Lines of data.
◇ ◇ ◇

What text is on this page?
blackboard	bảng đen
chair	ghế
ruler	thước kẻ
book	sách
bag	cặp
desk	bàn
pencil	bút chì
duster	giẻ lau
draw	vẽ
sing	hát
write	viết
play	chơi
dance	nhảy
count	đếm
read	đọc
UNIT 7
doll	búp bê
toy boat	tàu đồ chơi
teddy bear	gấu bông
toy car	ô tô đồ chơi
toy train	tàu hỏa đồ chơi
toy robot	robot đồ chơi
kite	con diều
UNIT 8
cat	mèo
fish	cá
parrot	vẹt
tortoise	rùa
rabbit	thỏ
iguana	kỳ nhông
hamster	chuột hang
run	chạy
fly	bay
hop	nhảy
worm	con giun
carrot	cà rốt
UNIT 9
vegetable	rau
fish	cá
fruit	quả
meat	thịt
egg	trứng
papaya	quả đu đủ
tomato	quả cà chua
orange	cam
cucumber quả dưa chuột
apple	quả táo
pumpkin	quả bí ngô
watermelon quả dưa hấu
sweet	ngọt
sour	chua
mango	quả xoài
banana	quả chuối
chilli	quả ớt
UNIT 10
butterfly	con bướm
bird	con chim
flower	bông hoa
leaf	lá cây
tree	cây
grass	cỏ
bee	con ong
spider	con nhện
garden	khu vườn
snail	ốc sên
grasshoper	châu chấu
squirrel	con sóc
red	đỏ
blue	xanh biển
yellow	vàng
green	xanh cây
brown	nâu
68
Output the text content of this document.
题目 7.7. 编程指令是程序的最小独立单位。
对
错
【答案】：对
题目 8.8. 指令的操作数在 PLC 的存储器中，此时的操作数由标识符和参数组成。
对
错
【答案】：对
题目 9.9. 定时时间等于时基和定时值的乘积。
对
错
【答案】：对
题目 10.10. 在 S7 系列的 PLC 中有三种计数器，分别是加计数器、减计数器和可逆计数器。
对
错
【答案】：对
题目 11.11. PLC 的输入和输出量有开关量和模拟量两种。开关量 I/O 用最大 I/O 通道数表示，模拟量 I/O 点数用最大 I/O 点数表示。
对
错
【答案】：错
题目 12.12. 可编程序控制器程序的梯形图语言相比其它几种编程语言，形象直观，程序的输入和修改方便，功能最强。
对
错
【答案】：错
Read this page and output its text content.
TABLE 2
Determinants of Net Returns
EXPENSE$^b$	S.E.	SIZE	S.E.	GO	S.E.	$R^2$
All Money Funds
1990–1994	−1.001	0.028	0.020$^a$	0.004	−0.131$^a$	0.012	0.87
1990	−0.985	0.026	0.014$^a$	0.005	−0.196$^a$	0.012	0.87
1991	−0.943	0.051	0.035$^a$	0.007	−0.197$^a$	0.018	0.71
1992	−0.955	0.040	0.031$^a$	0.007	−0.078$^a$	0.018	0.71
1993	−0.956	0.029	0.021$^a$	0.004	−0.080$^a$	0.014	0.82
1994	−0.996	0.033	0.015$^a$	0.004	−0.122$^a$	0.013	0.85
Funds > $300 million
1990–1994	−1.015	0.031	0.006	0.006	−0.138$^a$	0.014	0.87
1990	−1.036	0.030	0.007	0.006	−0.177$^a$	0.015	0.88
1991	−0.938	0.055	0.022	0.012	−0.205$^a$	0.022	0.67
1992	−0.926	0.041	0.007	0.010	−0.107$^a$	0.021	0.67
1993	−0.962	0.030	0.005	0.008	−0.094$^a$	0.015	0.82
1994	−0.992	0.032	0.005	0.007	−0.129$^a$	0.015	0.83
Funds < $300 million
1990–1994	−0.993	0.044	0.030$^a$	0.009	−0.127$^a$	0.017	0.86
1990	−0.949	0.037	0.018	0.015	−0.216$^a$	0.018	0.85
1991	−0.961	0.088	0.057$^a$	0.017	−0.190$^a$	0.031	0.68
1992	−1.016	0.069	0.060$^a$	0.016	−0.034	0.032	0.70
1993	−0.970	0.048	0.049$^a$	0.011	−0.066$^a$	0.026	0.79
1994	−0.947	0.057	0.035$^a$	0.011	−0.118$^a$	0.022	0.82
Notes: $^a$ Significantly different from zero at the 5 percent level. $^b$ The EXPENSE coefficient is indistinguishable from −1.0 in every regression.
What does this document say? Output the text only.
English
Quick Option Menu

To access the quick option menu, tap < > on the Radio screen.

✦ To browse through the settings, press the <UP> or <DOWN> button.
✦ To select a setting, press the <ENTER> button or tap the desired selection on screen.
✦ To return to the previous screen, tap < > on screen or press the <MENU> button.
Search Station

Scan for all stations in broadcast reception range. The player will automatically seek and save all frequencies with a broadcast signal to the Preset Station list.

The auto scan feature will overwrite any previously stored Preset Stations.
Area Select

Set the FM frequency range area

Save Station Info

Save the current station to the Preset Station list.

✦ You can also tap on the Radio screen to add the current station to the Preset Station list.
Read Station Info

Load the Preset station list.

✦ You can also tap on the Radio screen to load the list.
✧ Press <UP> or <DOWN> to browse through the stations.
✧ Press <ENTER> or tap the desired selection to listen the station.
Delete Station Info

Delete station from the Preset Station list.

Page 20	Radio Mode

◇ ◇ ◇

STATED TASK. Please give back all of the records exactly as written.

OUTPUT.
What text is on this page?
blackboard	bảng đen
chair	ghế
ruler	thước kẻ
book	sách
bag	cặp
desk	bàn
pencil	bút chì
duster	giẻ lau
draw	vẽ
sing	hát
write	viết
play	chơi
dance	nhảy
count	đếm
read	đọc
UNIT 7
doll	búp bê
toy boat	tàu đồ chơi
teddy bear	gấu bông
toy car	ô tô đồ chơi
toy train	tàu hỏa đồ chơi
toy robot	robot đồ chơi
kite	con diều
UNIT 8
cat	mèo
fish	cá
parrot	vẹt
tortoise	rùa
rabbit	thỏ
iguana	kỳ nhông
hamster	chuột hang
run	chạy
fly	bay
hop	nhảy
worm	con giun
carrot	cà rốt
UNIT 9
vegetable	rau
fish	cá
fruit	quả
meat	thịt
egg	trứng
papaya	quả đu đủ
tomato	quả cà chua
orange	cam
cucumber quả dưa chuột
apple	quả táo
pumpkin	quả bí ngô
watermelon quả dưa hấu
sweet	ngọt
sour	chua
mango	quả xoài
banana	quả chuối
chilli	quả ớt
UNIT 10
butterfly	con bướm
bird	con chim
flower	bông hoa
leaf	lá cây
tree	cây
grass	cỏ
bee	con ong
spider	con nhện
garden	khu vườn
snail	ốc sên
grasshoper	châu chấu
squirrel	con sóc
red	đỏ
blue	xanh biển
yellow	vàng
green	xanh cây
brown	nâu
68
Output the text content of this document.
题目 7.7. 编程指令是程序的最小独立单位。
对
错
【答案】：对
题目 8.8. 指令的操作数在 PLC 的存储器中，此时的操作数由标识符和参数组成。
对
错
【答案】：对
题目 9.9. 定时时间等于时基和定时值的乘积。
对
错
【答案】：对
题目 10.10. 在 S7 系列的 PLC 中有三种计数器，分别是加计数器、减计数器和可逆计数器。
对
错
【答案】：对
题目 11.11. PLC 的输入和输出量有开关量和模拟量两种。开关量 I/O 用最大 I/O 通道数表示，模拟量 I/O 点数用最大 I/O 点数表示。
对
错
【答案】：错
题目 12.12. 可编程序控制器程序的梯形图语言相比其它几种编程语言，形象直观，程序的输入和修改方便，功能最强。
对
错
【答案】：错
Read this page and output its text content.
TABLE 2
Determinants of Net Returns
EXPENSE$^b$	S.E.	SIZE	S.E.	GO	S.E.	$R^2$
All Money Funds
1990–1994	−1.001	0.028	0.020$^a$	0.004	−0.131$^a$	0.012	0.87
1990	−0.985	0.026	0.014$^a$	0.005	−0.196$^a$	0.012	0.87
1991	−0.943	0.051	0.035$^a$	0.007	−0.197$^a$	0.018	0.71
1992	−0.955	0.040	0.031$^a$	0.007	−0.078$^a$	0.018	0.71
1993	−0.956	0.029	0.021$^a$	0.004	−0.080$^a$	0.014	0.82
1994	−0.996	0.033	0.015$^a$	0.004	−0.122$^a$	0.013	0.85
Funds > $300 million
1990–1994	−1.015	0.031	0.006	0.006	−0.138$^a$	0.014	0.87
1990	−1.036	0.030	0.007	0.006	−0.177$^a$	0.015	0.88
1991	−0.938	0.055	0.022	0.012	−0.205$^a$	0.022	0.67
1992	−0.926	0.041	0.007	0.010	−0.107$^a$	0.021	0.67
1993	−0.962	0.030	0.005	0.008	−0.094$^a$	0.015	0.82
1994	−0.992	0.032	0.005	0.007	−0.129$^a$	0.015	0.83
Funds < $300 million
1990–1994	−0.993	0.044	0.030$^a$	0.009	−0.127$^a$	0.017	0.86
1990	−0.949	0.037	0.018	0.015	−0.216$^a$	0.018	0.85
1991	−0.961	0.088	0.057$^a$	0.017	−0.190$^a$	0.031	0.68
1992	−1.016	0.069	0.060$^a$	0.016	−0.034	0.032	0.70
1993	−0.970	0.048	0.049$^a$	0.011	−0.066$^a$	0.026	0.79
1994	−0.947	0.057	0.035$^a$	0.011	−0.118$^a$	0.022	0.82
Notes: $^a$ Significantly different from zero at the 5 percent level. $^b$ The EXPENSE coefficient is indistinguishable from −1.0 in every regression.
What does this document say? Output the text only.
English
Quick Option Menu

To access the quick option menu, tap < > on the Radio screen.

✦ To browse through the settings, press the <UP> or <DOWN> button.
✦ To select a setting, press the <ENTER> button or tap the desired selection on screen.
✦ To return to the previous screen, tap < > on screen or press the <MENU> button.
Search Station

Scan for all stations in broadcast reception range. The player will automatically seek and save all frequencies with a broadcast signal to the Preset Station list.

The auto scan feature will overwrite any previously stored Preset Stations.
Area Select

Set the FM frequency range area

Save Station Info

Save the current station to the Preset Station list.

✦ You can also tap on the Radio screen to add the current station to the Preset Station list.
Read Station Info

Load the Preset station list.

✦ You can also tap on the Radio screen to load the list.
✧ Press <UP> or <DOWN> to browse through the stations.
✧ Press <ENTER> or tap the desired selection to listen the station.
Delete Station Info

Delete station from the Preset Station list.

Page 20	Radio Mode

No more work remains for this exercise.